> **EXERCISE OBJECTIVE**
Report every line below that holds the word "creyentes".

::: GIVEN DATA

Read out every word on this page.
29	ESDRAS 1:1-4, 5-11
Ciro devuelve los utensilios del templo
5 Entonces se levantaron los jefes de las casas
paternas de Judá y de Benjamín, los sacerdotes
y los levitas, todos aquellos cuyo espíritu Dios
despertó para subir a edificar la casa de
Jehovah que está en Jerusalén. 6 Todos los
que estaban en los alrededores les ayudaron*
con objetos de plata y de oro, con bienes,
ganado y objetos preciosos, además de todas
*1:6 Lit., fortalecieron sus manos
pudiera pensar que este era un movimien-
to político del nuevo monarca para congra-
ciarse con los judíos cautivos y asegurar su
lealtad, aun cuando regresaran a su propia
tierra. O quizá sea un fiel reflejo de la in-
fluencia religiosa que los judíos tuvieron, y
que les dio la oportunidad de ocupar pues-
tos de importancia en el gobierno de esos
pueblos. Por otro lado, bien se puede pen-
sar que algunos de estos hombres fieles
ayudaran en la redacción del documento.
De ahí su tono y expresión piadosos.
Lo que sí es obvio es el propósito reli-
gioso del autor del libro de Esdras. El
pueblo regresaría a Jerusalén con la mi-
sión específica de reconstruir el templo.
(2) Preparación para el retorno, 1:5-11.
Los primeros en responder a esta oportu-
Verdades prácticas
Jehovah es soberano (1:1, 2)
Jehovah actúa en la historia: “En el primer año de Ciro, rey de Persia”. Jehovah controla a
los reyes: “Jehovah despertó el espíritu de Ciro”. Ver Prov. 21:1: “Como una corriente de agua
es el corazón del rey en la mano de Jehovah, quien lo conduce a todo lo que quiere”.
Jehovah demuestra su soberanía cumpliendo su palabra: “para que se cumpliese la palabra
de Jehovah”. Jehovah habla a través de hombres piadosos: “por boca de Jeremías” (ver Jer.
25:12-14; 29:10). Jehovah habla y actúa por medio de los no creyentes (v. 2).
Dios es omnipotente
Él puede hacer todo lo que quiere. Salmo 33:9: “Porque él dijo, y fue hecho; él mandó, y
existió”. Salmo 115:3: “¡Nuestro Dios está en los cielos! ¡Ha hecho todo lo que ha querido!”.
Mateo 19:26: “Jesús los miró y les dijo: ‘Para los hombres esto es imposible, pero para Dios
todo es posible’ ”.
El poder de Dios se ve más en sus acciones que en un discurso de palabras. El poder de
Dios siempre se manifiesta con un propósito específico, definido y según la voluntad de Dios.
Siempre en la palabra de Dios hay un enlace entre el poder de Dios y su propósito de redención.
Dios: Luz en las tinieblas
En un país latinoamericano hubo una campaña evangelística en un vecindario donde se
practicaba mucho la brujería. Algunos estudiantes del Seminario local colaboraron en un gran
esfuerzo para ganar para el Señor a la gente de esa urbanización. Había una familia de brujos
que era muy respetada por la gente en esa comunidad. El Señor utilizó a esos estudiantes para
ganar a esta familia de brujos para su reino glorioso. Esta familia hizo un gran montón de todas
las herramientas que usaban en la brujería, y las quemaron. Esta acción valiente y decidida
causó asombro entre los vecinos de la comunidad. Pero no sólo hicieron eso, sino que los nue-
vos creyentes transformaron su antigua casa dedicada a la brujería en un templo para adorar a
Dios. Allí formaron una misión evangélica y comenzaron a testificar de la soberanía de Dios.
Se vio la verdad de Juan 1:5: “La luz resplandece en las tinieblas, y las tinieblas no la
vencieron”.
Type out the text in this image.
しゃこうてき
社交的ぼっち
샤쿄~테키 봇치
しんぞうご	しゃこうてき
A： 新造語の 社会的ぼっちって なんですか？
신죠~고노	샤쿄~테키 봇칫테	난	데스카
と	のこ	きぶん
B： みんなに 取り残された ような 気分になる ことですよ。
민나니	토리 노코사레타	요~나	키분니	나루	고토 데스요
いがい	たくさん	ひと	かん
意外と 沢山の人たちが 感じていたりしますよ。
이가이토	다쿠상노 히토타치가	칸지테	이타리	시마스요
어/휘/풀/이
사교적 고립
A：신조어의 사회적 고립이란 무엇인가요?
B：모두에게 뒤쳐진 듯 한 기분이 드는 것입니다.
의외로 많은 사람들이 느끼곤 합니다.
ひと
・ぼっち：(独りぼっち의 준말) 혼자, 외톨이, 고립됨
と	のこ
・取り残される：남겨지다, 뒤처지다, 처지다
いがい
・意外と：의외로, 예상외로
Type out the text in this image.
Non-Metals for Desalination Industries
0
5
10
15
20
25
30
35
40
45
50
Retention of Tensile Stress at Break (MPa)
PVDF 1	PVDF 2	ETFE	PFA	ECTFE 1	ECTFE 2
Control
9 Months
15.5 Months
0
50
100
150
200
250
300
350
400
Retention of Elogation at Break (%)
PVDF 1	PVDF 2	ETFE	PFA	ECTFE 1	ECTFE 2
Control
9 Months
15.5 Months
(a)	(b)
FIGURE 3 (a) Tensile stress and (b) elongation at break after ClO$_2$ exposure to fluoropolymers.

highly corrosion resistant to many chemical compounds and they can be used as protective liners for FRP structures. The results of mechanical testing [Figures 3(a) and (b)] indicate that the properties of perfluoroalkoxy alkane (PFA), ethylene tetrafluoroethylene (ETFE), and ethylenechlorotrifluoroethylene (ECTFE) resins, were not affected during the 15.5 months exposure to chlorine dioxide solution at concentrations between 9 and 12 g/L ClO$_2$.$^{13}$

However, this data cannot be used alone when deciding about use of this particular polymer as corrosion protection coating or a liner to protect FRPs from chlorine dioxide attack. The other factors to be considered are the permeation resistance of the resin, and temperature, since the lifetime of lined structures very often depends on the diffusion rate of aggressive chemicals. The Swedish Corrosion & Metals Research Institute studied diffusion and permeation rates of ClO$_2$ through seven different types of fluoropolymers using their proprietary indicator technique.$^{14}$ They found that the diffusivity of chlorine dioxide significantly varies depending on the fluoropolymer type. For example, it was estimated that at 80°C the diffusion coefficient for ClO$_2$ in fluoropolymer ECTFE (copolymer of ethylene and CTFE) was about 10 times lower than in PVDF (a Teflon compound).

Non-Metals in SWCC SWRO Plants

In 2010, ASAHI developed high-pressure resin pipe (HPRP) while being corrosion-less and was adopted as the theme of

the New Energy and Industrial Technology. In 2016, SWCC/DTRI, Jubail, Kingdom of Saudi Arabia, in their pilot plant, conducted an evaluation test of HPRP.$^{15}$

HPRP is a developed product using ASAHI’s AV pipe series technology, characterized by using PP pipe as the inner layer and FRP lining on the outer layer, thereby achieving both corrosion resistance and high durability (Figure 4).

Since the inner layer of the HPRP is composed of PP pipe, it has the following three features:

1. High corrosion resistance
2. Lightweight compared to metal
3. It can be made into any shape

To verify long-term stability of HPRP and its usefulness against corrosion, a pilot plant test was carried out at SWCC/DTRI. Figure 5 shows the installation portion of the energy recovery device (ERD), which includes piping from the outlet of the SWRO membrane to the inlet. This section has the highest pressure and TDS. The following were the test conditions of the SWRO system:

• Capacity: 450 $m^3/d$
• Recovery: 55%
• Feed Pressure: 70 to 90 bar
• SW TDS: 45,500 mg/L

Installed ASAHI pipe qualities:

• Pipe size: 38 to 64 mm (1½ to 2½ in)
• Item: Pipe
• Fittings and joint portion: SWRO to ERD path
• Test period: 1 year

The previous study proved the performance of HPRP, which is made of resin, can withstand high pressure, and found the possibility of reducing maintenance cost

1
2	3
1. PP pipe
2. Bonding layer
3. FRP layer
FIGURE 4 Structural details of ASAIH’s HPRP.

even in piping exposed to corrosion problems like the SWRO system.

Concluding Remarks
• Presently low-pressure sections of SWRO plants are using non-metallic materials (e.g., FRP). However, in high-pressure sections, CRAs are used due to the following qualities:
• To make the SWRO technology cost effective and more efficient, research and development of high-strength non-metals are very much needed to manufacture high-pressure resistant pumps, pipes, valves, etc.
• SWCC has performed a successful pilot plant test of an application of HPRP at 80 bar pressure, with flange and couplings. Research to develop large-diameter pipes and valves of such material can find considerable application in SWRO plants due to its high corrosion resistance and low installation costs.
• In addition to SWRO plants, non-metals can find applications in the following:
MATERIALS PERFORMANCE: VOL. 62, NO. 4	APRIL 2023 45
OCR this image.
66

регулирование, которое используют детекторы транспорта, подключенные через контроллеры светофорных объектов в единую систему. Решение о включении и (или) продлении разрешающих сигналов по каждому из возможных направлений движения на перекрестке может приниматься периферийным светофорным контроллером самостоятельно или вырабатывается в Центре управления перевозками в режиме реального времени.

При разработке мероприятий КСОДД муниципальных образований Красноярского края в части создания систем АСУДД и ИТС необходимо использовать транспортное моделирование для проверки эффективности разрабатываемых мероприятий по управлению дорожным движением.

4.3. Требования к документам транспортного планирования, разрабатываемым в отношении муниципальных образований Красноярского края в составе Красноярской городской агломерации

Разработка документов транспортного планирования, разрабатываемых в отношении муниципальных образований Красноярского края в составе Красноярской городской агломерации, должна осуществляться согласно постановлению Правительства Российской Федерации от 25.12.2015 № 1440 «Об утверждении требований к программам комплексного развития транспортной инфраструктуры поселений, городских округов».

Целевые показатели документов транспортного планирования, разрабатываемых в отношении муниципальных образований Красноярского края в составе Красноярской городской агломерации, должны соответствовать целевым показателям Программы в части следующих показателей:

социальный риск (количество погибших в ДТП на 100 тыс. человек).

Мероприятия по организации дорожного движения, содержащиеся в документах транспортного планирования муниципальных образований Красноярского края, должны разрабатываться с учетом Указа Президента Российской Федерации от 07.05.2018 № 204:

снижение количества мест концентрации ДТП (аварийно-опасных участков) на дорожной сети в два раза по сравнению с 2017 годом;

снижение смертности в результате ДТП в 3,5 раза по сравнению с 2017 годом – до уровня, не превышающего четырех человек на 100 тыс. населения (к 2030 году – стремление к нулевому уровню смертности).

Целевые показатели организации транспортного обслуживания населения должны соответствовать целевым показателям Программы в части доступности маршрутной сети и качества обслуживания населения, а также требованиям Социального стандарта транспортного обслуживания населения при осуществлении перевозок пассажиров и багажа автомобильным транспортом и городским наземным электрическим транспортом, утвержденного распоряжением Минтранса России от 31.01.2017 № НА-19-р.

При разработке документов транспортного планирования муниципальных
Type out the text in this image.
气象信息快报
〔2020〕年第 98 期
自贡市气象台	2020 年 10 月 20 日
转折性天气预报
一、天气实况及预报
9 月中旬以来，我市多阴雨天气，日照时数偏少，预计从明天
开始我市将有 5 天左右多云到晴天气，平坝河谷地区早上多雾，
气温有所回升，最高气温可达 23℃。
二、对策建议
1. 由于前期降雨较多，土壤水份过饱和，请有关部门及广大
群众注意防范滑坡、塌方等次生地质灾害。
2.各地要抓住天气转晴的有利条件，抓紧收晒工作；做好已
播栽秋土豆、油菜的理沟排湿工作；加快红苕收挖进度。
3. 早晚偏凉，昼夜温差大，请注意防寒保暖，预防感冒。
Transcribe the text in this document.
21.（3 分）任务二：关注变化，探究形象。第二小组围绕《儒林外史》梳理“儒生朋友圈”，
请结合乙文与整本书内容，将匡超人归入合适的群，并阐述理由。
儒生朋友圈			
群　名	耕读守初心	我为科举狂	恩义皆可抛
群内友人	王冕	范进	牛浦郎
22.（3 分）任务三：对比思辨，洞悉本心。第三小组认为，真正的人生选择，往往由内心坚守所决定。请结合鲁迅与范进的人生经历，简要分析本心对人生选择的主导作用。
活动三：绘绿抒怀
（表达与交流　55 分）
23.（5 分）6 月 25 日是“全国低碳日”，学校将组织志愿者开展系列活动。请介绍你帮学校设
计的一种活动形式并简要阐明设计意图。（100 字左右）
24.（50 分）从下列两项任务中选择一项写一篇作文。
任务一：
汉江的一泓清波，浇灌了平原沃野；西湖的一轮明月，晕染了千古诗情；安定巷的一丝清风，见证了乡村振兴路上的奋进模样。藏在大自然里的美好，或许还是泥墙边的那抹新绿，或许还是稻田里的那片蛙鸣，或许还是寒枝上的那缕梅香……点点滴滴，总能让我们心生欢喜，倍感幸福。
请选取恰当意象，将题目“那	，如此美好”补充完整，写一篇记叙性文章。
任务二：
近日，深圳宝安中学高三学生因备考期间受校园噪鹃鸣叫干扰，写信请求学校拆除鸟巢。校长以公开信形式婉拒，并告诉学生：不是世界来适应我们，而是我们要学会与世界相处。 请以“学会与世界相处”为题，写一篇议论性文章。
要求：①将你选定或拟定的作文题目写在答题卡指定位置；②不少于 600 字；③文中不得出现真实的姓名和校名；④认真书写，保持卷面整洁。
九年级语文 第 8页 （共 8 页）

::::::

> **REPLY TO THE EXERCISE**
25:12-14; 29:10). Jehovah habla y actúa por medio de los no creyentes (v. 2).
vos creyentes transformaron su antigua casa dedicada a la brujería en un templo para adorar a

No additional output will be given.